AIM:
Search the material below for the string "heading" and list each line that holds it.

** begin **

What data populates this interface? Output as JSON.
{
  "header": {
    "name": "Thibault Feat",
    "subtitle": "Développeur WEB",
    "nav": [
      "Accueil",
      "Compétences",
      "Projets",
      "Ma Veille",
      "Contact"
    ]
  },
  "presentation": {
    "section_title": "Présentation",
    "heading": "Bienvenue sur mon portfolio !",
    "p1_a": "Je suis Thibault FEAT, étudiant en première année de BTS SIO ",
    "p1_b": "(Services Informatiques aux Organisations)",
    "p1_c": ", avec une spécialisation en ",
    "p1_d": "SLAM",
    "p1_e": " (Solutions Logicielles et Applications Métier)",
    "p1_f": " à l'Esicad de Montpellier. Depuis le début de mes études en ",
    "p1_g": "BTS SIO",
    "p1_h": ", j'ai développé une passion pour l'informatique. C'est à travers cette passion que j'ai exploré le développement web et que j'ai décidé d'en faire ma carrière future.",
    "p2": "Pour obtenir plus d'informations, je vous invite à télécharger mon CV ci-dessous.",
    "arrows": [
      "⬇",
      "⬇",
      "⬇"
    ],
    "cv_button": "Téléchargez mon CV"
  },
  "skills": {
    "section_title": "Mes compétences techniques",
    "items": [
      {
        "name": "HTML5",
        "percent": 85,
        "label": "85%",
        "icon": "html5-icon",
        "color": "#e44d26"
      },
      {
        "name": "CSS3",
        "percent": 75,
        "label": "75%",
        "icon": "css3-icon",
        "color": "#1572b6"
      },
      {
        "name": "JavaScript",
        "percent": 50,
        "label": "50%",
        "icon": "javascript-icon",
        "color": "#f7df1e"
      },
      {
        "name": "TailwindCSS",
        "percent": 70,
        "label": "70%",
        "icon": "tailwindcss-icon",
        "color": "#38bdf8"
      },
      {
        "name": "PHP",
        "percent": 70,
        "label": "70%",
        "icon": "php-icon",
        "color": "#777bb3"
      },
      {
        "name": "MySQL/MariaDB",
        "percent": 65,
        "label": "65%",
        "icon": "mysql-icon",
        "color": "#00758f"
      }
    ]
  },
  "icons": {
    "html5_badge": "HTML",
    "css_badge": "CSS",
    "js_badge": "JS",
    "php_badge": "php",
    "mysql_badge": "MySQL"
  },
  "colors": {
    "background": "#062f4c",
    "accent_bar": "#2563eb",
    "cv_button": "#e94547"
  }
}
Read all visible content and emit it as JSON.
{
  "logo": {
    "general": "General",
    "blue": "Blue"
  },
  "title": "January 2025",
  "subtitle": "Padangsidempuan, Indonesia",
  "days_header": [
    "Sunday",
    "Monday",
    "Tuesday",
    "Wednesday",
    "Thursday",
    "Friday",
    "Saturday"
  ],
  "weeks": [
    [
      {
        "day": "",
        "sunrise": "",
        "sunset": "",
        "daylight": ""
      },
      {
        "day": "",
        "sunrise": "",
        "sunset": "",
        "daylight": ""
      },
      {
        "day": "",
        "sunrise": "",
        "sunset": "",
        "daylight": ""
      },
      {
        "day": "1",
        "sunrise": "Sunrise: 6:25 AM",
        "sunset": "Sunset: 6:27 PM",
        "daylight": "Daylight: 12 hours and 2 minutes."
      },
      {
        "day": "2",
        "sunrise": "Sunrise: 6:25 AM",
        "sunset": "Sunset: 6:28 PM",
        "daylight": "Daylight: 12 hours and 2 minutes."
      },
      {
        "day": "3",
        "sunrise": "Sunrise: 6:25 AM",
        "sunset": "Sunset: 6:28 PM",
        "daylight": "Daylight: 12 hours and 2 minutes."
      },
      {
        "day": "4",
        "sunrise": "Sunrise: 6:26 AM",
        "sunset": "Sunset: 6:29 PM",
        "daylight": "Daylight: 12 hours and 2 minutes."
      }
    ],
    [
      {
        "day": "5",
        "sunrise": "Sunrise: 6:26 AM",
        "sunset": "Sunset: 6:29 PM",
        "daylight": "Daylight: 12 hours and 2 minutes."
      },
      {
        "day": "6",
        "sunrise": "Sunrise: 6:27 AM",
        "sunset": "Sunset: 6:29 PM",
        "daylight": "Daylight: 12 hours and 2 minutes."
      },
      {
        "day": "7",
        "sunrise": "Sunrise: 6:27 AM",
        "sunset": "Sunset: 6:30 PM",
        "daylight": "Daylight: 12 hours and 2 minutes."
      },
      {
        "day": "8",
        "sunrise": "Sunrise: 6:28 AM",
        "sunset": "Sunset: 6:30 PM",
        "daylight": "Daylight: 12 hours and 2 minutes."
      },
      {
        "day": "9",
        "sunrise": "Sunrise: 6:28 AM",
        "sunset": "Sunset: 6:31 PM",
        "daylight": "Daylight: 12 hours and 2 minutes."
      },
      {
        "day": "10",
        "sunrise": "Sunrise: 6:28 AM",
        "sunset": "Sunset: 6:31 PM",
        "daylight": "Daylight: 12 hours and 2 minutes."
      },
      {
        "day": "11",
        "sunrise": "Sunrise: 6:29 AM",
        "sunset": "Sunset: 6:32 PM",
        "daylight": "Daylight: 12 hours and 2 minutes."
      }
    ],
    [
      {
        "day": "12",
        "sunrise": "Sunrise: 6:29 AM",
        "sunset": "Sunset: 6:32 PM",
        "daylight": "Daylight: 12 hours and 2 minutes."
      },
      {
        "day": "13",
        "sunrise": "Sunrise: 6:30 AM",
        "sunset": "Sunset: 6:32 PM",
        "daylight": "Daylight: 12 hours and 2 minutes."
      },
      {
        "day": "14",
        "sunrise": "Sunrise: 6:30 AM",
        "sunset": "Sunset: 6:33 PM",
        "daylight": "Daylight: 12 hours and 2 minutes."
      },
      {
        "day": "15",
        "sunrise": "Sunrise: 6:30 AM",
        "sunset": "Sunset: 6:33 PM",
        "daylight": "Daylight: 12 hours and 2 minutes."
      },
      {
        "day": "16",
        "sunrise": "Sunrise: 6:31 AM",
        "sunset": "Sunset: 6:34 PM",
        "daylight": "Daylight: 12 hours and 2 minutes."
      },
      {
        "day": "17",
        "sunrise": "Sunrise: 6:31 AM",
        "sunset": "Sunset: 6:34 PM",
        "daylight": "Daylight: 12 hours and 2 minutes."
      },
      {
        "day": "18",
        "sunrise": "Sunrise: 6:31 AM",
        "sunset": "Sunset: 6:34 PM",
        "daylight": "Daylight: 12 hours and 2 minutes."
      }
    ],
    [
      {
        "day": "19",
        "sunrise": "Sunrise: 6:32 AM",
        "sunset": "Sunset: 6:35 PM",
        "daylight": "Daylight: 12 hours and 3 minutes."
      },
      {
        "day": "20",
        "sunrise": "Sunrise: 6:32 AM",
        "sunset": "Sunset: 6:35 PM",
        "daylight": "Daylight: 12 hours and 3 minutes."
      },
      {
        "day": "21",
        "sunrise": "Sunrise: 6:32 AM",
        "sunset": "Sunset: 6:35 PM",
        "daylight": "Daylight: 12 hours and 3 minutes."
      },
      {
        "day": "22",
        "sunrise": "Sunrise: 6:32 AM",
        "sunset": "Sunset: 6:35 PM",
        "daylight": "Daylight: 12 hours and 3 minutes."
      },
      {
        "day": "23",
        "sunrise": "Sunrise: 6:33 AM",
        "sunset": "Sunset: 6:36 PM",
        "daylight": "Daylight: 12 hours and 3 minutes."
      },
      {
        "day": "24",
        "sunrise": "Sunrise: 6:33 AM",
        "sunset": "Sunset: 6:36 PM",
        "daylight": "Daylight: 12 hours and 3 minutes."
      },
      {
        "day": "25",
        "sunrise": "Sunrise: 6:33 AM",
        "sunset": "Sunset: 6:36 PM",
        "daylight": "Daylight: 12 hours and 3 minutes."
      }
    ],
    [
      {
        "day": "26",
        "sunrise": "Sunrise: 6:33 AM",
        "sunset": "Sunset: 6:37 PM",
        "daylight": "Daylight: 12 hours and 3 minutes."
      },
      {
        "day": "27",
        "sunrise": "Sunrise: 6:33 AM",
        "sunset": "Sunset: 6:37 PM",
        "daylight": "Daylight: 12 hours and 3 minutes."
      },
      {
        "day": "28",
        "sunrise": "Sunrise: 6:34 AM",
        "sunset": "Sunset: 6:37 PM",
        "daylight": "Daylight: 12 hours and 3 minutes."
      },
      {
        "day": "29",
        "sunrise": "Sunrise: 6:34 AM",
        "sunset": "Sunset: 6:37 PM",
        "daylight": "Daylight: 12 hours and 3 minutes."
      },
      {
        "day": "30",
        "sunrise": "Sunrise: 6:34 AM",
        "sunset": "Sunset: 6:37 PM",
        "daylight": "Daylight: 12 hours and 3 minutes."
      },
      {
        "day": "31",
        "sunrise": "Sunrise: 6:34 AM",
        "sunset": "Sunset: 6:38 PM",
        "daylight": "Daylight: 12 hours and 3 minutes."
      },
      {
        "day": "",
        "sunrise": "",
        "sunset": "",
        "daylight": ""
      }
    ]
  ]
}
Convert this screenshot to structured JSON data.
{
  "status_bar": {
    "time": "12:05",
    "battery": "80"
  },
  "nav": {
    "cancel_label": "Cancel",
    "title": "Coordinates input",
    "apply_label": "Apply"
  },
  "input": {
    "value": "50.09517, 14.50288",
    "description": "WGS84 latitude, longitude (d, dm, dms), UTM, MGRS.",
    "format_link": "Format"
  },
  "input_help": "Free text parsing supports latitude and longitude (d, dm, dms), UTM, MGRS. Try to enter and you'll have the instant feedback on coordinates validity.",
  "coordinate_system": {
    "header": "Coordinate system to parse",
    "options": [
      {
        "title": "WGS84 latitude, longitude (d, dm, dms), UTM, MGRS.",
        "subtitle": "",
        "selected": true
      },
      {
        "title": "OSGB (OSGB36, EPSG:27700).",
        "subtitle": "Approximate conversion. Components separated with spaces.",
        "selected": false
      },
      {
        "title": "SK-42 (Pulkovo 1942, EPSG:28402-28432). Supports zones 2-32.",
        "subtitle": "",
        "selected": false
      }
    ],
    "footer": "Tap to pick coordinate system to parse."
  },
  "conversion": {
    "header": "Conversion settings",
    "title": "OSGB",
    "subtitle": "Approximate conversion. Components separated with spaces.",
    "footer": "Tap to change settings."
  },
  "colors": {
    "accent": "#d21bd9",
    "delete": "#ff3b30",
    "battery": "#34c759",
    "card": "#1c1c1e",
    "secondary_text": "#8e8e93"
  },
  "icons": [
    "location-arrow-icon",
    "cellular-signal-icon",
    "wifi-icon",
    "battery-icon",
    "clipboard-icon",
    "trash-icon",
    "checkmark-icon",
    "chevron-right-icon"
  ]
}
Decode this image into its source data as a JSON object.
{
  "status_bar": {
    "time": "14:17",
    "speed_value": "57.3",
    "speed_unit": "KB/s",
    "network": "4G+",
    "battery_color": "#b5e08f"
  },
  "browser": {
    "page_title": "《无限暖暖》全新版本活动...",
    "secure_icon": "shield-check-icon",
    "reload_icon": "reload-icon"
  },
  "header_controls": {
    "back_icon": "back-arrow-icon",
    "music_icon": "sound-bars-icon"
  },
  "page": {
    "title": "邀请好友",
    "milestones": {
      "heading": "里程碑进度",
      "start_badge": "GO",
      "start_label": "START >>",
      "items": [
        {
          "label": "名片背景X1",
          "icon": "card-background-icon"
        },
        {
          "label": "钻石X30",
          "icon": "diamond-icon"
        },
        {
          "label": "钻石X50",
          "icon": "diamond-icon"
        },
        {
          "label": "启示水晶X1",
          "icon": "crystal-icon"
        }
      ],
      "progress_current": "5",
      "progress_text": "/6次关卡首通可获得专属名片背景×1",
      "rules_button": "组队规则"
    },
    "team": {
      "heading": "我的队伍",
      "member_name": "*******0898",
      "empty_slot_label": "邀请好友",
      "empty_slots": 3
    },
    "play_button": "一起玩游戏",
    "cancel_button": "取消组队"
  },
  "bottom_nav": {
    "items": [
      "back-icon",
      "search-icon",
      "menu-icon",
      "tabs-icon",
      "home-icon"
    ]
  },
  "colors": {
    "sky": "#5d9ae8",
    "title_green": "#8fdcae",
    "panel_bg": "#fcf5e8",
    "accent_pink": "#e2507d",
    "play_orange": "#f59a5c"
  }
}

** end **

WORKED SOLUTION:
    "heading": "Bienvenue sur mon portfolio !",
      "heading": "里程碑进度",
      "heading": "我的队伍",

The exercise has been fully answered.